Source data
=====

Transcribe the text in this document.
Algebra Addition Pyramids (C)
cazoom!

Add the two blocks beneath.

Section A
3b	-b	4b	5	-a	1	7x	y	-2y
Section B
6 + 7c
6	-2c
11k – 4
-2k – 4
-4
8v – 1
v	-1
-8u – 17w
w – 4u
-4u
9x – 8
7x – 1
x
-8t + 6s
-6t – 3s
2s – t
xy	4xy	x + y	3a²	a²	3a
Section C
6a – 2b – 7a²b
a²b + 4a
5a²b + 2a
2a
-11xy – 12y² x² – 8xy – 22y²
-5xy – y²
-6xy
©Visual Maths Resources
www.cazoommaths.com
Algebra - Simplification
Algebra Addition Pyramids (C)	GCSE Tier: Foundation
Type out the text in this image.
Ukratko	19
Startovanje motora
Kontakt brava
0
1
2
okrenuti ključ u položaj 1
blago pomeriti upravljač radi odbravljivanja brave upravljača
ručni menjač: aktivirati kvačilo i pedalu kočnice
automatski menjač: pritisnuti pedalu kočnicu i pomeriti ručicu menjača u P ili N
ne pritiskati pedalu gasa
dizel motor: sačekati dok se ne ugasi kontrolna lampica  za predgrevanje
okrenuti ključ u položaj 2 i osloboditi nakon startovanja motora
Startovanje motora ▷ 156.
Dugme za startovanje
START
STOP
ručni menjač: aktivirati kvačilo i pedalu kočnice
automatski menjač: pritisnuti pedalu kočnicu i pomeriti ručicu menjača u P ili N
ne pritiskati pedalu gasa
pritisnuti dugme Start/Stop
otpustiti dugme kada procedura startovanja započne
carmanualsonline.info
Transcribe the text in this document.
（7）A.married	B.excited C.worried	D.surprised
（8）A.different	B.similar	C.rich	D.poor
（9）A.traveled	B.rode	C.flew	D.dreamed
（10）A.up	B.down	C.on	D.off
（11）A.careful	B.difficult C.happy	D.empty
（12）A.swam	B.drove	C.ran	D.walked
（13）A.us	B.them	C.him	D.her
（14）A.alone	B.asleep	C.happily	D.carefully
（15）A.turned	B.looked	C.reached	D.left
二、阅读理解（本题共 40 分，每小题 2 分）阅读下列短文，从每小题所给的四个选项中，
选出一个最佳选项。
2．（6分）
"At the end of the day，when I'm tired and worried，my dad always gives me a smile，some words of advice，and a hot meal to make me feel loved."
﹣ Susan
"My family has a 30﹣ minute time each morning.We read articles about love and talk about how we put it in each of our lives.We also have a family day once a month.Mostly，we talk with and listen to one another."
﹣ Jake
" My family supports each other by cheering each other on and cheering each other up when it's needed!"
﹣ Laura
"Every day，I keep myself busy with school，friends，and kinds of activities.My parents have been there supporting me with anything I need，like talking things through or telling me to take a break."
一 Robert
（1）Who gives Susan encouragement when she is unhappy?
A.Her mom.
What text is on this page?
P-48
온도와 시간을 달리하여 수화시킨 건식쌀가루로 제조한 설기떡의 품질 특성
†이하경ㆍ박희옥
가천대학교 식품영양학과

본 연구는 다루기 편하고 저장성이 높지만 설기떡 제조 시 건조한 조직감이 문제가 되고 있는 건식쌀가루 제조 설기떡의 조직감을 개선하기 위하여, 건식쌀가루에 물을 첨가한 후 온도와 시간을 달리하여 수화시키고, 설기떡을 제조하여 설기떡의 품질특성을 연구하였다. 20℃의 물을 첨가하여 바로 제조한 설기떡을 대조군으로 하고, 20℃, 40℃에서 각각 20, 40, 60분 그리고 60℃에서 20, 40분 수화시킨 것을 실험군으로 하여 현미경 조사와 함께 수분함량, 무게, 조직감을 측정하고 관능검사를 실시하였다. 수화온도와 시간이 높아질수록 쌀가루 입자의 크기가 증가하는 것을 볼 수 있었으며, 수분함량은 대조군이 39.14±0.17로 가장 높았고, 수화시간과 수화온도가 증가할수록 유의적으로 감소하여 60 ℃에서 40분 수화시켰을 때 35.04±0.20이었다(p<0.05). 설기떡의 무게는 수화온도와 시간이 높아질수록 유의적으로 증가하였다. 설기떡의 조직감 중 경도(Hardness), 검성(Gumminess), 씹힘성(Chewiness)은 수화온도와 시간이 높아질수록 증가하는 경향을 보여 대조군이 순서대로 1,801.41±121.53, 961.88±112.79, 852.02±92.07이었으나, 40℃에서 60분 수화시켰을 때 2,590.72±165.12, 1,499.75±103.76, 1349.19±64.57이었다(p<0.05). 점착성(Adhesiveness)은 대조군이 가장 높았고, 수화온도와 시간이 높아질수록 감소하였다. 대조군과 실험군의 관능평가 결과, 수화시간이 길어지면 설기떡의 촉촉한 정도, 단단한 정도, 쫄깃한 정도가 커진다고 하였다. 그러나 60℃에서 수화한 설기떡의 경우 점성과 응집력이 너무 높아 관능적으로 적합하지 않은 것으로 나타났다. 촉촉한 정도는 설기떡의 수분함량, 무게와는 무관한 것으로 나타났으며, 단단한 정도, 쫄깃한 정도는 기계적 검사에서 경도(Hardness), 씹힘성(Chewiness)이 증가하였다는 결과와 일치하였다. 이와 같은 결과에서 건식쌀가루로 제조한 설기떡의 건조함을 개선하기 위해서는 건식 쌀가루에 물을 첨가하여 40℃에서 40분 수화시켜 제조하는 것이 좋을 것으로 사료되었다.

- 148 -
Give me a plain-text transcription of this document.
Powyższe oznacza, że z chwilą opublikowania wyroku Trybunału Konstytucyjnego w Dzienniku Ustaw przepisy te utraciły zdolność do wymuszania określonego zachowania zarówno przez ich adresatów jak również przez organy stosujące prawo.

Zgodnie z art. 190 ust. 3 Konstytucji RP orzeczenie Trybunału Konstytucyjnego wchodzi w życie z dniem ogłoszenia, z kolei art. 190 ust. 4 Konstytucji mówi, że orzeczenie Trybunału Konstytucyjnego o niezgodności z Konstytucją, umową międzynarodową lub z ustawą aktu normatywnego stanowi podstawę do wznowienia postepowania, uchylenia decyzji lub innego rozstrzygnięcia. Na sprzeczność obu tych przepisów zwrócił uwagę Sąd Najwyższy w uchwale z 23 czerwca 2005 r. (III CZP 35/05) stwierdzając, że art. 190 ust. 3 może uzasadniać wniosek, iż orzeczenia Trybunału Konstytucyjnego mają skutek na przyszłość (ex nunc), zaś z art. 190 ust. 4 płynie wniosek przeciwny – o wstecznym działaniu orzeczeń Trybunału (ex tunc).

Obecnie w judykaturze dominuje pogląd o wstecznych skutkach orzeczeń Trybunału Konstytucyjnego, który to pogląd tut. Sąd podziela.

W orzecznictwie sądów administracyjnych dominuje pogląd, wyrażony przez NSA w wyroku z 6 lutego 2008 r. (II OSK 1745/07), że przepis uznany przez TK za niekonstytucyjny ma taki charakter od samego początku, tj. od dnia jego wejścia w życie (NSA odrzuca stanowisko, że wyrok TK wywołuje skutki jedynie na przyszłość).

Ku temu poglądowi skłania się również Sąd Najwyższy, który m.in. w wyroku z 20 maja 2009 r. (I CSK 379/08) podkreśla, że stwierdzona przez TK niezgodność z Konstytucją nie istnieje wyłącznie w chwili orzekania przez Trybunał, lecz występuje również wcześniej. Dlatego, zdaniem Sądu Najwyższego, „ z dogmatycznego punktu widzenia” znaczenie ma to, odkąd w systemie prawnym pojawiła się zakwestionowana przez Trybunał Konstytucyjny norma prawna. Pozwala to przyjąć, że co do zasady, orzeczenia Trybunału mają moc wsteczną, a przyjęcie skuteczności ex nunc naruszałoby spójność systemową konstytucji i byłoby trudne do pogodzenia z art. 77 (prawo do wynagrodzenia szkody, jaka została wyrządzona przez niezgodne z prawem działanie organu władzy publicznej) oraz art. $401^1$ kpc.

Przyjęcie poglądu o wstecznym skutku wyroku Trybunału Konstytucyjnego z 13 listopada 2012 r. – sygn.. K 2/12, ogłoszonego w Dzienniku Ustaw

=====

Set exercise -> Give only the number of lines in the data that hold the word "건식쌀가루로".

Full response -> 2